((
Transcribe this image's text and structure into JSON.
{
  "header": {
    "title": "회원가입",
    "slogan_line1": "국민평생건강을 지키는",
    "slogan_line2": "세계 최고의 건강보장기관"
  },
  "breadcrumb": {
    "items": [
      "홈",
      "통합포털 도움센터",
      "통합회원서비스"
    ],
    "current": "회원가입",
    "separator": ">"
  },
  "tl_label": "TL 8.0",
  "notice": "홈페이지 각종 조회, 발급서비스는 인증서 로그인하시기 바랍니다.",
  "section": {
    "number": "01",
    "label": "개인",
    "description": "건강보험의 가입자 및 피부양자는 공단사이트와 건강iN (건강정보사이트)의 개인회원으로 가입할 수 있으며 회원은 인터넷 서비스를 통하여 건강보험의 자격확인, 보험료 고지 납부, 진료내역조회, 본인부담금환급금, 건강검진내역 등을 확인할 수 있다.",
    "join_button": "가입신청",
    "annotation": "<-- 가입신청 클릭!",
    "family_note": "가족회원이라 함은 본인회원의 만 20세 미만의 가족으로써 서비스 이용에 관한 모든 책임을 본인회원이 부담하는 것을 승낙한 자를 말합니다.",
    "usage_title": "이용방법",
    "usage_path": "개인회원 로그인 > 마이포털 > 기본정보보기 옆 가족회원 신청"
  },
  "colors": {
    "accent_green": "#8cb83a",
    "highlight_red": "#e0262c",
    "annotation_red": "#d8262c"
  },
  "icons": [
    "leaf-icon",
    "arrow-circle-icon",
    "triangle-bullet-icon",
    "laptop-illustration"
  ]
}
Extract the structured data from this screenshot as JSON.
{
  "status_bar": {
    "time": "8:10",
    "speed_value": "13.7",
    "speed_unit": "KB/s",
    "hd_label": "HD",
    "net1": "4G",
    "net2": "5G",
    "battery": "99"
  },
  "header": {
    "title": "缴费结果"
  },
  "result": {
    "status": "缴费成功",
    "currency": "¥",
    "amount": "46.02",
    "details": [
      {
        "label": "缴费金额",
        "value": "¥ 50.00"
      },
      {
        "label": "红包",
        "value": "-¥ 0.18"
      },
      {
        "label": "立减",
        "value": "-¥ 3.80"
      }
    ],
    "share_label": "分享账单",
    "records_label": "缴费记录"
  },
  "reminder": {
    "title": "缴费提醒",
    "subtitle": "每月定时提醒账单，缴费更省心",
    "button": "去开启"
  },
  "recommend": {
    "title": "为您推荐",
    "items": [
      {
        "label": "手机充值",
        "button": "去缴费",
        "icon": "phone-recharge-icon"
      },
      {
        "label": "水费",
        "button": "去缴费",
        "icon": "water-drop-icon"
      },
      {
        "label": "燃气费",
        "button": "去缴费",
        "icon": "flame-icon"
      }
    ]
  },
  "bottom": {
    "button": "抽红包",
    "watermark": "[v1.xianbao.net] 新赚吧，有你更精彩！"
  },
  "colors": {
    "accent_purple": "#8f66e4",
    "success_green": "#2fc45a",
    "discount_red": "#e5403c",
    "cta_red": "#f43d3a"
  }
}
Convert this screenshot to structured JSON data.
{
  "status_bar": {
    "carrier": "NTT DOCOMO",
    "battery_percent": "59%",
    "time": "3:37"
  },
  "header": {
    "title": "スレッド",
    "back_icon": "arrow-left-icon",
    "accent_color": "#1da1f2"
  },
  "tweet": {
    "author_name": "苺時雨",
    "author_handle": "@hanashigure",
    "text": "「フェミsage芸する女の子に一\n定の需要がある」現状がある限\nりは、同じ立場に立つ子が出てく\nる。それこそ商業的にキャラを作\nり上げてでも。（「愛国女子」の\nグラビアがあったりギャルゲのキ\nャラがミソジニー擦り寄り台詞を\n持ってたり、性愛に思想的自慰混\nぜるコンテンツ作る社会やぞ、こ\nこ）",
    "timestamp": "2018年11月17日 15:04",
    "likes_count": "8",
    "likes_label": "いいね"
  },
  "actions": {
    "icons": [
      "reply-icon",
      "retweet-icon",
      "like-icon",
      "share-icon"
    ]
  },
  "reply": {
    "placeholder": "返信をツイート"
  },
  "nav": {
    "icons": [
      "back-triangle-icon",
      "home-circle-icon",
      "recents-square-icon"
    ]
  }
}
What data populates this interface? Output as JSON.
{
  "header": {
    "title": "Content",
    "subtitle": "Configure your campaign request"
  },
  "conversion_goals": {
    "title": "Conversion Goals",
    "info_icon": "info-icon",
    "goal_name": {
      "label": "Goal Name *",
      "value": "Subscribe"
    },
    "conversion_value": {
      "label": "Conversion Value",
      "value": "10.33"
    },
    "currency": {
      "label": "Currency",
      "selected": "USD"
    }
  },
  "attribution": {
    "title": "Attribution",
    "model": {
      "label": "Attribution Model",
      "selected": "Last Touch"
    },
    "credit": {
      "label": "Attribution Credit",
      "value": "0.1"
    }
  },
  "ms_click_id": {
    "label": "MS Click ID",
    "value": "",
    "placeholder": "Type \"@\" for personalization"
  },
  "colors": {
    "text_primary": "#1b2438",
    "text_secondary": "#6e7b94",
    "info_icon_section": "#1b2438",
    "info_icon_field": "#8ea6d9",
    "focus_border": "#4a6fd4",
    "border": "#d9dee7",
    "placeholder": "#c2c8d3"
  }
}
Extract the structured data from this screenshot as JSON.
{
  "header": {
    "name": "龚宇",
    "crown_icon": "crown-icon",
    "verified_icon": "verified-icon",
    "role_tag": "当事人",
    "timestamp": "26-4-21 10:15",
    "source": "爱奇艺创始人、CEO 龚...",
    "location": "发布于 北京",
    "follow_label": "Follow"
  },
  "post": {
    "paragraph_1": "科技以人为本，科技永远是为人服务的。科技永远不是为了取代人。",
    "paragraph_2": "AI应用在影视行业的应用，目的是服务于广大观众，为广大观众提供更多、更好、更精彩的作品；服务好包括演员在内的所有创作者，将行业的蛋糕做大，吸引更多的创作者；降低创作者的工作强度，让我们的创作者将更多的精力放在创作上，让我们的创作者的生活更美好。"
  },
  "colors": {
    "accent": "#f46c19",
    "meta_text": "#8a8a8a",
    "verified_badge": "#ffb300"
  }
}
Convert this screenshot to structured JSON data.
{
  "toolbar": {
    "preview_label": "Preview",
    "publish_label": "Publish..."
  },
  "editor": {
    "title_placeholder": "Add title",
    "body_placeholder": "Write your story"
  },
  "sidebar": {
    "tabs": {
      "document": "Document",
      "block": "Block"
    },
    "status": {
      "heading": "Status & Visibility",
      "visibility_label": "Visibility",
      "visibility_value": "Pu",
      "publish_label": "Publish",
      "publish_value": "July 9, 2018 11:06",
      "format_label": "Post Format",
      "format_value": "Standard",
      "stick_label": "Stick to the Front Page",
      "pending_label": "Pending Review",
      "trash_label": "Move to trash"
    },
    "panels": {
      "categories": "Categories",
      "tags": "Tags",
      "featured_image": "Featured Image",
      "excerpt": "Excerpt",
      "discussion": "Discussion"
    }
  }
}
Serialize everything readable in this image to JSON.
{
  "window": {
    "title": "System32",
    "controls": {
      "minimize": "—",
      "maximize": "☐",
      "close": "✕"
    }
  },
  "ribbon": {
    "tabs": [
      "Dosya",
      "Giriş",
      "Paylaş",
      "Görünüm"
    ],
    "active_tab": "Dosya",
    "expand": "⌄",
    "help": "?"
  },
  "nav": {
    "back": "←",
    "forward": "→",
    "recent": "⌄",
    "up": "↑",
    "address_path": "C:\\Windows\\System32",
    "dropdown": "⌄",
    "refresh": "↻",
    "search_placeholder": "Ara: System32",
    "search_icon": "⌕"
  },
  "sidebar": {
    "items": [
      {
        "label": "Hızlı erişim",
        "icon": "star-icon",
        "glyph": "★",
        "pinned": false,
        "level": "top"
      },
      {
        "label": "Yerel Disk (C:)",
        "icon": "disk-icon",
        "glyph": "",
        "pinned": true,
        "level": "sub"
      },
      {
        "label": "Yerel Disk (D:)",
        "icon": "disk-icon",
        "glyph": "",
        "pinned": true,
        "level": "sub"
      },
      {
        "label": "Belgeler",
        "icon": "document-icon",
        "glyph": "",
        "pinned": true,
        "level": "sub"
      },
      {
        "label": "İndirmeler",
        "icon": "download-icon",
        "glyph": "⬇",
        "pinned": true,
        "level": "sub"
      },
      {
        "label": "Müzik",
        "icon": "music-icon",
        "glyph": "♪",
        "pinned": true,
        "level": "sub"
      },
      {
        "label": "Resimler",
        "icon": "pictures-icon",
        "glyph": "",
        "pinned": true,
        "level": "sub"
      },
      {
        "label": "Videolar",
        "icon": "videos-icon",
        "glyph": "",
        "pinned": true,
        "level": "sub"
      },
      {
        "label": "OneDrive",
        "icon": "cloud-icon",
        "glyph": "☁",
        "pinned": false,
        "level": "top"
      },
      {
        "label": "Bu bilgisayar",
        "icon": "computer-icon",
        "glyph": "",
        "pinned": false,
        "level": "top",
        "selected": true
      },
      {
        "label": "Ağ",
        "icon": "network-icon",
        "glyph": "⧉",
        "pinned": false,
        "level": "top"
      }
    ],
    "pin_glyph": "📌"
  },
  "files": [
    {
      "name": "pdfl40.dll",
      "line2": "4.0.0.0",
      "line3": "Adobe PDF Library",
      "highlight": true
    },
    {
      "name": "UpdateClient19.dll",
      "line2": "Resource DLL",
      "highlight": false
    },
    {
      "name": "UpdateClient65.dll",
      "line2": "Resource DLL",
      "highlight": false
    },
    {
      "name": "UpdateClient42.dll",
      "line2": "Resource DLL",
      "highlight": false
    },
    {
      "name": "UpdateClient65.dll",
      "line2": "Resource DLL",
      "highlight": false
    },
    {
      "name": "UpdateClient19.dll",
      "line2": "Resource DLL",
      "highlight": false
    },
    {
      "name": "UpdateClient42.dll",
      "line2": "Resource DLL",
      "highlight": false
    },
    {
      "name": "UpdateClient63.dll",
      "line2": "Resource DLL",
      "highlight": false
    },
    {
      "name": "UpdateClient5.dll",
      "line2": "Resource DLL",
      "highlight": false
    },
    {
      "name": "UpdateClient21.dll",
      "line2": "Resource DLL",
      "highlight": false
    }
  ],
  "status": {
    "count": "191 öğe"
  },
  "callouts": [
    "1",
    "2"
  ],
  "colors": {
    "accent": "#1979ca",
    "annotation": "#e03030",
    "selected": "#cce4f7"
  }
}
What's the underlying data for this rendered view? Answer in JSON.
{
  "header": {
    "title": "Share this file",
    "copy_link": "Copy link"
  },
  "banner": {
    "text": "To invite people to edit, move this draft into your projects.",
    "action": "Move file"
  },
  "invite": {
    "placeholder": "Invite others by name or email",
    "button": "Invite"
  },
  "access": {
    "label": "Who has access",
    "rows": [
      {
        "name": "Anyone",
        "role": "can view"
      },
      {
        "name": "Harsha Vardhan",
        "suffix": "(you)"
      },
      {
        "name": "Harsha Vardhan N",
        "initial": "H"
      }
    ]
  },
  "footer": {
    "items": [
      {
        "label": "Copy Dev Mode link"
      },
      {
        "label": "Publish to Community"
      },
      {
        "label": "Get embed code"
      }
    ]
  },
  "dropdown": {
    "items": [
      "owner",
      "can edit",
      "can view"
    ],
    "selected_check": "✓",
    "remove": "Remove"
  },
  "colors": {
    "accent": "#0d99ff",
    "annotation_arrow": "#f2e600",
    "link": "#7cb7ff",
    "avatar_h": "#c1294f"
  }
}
))
=== REQUIRED TASK ===
Search the lines above for the string "subtitle", then show every one that has it.

=== THE OUTPUT ===
    "subtitle": "每月定时提醒账单，缴费更省心",
    "subtitle": "Configure your campaign request"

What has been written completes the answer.